__Exercise__.
Return all of the lines below exactly as they are.

__Recorded data__.
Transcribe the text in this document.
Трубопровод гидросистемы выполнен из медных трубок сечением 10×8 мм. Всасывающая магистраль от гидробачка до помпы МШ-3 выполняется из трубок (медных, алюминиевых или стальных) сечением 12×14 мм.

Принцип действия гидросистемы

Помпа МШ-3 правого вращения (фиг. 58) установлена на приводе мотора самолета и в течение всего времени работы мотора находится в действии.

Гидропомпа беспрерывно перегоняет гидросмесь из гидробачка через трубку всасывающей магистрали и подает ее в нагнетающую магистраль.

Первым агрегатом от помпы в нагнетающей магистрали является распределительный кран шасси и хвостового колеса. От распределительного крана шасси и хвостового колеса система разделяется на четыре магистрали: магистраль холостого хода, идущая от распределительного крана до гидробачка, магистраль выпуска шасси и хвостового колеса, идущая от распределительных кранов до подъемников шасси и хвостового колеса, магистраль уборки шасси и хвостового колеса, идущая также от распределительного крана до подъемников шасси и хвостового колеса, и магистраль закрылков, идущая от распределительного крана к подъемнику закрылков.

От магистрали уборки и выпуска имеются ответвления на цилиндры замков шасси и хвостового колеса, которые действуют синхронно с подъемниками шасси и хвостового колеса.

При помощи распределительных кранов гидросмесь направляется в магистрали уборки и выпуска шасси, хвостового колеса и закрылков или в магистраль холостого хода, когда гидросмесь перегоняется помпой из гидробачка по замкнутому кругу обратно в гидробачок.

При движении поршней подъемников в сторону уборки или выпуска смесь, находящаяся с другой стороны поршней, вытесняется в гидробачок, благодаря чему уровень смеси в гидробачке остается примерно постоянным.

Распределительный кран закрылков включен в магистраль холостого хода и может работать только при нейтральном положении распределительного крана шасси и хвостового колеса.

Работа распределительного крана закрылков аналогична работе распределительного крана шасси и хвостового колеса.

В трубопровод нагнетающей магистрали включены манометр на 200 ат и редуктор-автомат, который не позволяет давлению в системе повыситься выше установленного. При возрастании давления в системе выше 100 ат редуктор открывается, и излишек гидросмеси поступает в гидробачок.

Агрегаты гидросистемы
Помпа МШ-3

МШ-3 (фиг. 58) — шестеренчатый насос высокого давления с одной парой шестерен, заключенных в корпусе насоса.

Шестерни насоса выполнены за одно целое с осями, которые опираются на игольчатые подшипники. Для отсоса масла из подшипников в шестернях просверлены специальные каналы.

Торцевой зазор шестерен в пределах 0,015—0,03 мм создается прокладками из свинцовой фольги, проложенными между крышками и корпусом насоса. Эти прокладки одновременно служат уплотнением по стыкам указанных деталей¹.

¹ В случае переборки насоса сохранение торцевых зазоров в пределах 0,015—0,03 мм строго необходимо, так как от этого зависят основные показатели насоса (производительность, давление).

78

__Response to the exercise__.
Transcribe the text in this document.
Трубопровод гидросистемы выполнен из медных трубок сечением 10×8 мм. Всасывающая магистраль от гидробачка до помпы МШ-3 выполняется из трубок (медных, алюминиевых или стальных) сечением 12×14 мм.

Принцип действия гидросистемы

Помпа МШ-3 правого вращения (фиг. 58) установлена на приводе мотора самолета и в течение всего времени работы мотора находится в действии.

Гидропомпа беспрерывно перегоняет гидросмесь из гидробачка через трубку всасывающей магистрали и подает ее в нагнетающую магистраль.

Первым агрегатом от помпы в нагнетающей магистрали является распределительный кран шасси и хвостового колеса. От распределительного крана шасси и хвостового колеса система разделяется на четыре магистрали: магистраль холостого хода, идущая от распределительного крана до гидробачка, магистраль выпуска шасси и хвостового колеса, идущая от распределительных кранов до подъемников шасси и хвостового колеса, магистраль уборки шасси и хвостового колеса, идущая также от распределительного крана до подъемников шасси и хвостового колеса, и магистраль закрылков, идущая от распределительного крана к подъемнику закрылков.

От магистрали уборки и выпуска имеются ответвления на цилиндры замков шасси и хвостового колеса, которые действуют синхронно с подъемниками шасси и хвостового колеса.

При помощи распределительных кранов гидросмесь направляется в магистрали уборки и выпуска шасси, хвостового колеса и закрылков или в магистраль холостого хода, когда гидросмесь перегоняется помпой из гидробачка по замкнутому кругу обратно в гидробачок.

При движении поршней подъемников в сторону уборки или выпуска смесь, находящаяся с другой стороны поршней, вытесняется в гидробачок, благодаря чему уровень смеси в гидробачке остается примерно постоянным.

Распределительный кран закрылков включен в магистраль холостого хода и может работать только при нейтральном положении распределительного крана шасси и хвостового колеса.

Работа распределительного крана закрылков аналогична работе распределительного крана шасси и хвостового колеса.

В трубопровод нагнетающей магистрали включены манометр на 200 ат и редуктор-автомат, который не позволяет давлению в системе повыситься выше установленного. При возрастании давления в системе выше 100 ат редуктор открывается, и излишек гидросмеси поступает в гидробачок.

Агрегаты гидросистемы
Помпа МШ-3

МШ-3 (фиг. 58) — шестеренчатый насос высокого давления с одной парой шестерен, заключенных в корпусе насоса.

Шестерни насоса выполнены за одно целое с осями, которые опираются на игольчатые подшипники. Для отсоса масла из подшипников в шестернях просверлены специальные каналы.

Торцевой зазор шестерен в пределах 0,015—0,03 мм создается прокладками из свинцовой фольги, проложенными между крышками и корпусом насоса. Эти прокладки одновременно служат уплотнением по стыкам указанных деталей¹.

¹ В случае переборки насоса сохранение торцевых зазоров в пределах 0,015—0,03 мм строго необходимо, так как от этого зависят основные показатели насоса (производительность, давление).

78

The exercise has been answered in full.